● LIST OF TASKS
1 – Using the discussion on functional programming in JavaScript below, decide whether each statement agrees with it, answering yes or no and quoting the deciding words.
(a) Underscore.JS duplicates large parts of ES5's work for the benefit of older ES3 environments.
(b) One commenter holds that functional programming is the goal.
(c) One commenter calls code reuse a long-term goal.
2 – Answer these questions from the discussion on functional programming in JavaScript below.
(a) What does one commenter say can be used instead of _.each?
(b) To what end are FP and OOP called means?
(c) What kind of specifications does one commenter say seem like the way to go?

---- GIVEN TEXT

For the second edition, I think focusing on ES5 wherever something is actually included in JavaScript would be a huge improvement. Underscore.JS duplicates huge parts of ES5's own work for the benefit of older ES3 environments like IE8, Firefox 3 etc.
Though I agree, there are only a handful of Array.prototype methods, and I believe Underscore falls back to them when they are available. I imagine you could read fogus's work, then substitute where appropriate if you're already well-versed in JS. "I know I can use [].forEach instead of _.each."
In all of this, let us never forget: "Functional Programming" is a great lens through which to look at a large class of problems... but it is never the goal. Code re-use is the goal. FP and OOP are just means to that end.
If you want to be precise about it, "the goal" is specific to each human being. I would hope it's something like "Make the world a better place" though.
"Code re-use is the goal. FP and OOP are just means to that end."
I think that both of you are right, to some extent. Code reuse is a goal, because it's better than writing everything anew every time you need some functionality. But it's not a long term goal, because sooner or later, it turns out that the code you have is insufficiently abstract, and you have to replace it with something more generic. I don't think that the level of genericity and abstraction available in mainstream languages is up to the task of making long-time code reuse an appropriate goal. VPRI-style "'runnable math' specifications" seem like the way to go, but how many people program that way?

--------
---- RECORDS SHOWN

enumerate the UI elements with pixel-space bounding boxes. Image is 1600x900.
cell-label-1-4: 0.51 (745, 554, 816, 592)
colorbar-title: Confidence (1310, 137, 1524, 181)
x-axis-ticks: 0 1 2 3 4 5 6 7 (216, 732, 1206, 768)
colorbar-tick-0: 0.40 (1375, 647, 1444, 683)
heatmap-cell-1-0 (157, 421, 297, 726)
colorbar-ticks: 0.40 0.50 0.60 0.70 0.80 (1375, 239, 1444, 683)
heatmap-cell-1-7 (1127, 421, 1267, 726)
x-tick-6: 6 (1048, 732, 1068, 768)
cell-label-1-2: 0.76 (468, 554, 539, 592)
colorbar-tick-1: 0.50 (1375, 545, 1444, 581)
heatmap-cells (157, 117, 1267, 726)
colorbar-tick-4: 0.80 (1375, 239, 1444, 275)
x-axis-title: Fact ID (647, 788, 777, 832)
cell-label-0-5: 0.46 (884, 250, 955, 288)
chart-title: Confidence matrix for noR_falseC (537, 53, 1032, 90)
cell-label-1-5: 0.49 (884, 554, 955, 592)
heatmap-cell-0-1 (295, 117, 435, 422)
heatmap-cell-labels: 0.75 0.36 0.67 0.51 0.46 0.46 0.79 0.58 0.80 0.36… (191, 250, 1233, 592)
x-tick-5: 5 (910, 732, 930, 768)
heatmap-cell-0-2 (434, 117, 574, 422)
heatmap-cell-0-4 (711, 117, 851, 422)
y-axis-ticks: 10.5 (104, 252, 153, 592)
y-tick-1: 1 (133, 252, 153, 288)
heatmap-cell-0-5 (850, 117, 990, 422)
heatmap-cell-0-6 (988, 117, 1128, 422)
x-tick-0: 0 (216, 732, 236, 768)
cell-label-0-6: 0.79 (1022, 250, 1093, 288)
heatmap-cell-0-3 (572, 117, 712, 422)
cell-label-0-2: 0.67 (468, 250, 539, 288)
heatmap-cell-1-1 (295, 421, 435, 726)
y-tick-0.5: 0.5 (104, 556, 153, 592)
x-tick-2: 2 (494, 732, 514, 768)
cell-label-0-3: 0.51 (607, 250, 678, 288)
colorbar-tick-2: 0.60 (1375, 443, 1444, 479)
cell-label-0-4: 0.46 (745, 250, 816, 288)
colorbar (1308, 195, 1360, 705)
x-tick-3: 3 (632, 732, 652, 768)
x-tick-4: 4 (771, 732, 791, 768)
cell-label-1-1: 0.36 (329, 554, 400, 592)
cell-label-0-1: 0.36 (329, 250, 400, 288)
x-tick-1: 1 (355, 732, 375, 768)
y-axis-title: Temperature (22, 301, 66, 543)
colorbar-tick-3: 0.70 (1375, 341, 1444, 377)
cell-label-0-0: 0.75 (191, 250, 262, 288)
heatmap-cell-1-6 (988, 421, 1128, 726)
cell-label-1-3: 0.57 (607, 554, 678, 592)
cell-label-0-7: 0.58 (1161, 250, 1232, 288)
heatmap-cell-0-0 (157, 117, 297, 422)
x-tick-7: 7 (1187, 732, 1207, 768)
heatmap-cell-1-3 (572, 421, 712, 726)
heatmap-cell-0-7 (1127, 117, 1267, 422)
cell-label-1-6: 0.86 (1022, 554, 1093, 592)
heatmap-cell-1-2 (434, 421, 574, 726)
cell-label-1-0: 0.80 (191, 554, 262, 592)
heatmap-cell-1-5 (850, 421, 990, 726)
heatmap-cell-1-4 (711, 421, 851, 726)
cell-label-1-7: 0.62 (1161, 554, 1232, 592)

--------

● OUTPUTS IN ORDER
1 –
(a) Yes: "Underscore.JS duplicates huge parts of ES5's own work for the benefit of older ES3 environments like IE8, Firefox 3 etc."
(b) No: "it is never the goal."
(c) No: "But it's not a long term goal"

2 –
(a) [].forEach
(b) Code re-use
(c) VPRI-style "'runnable math' specifications"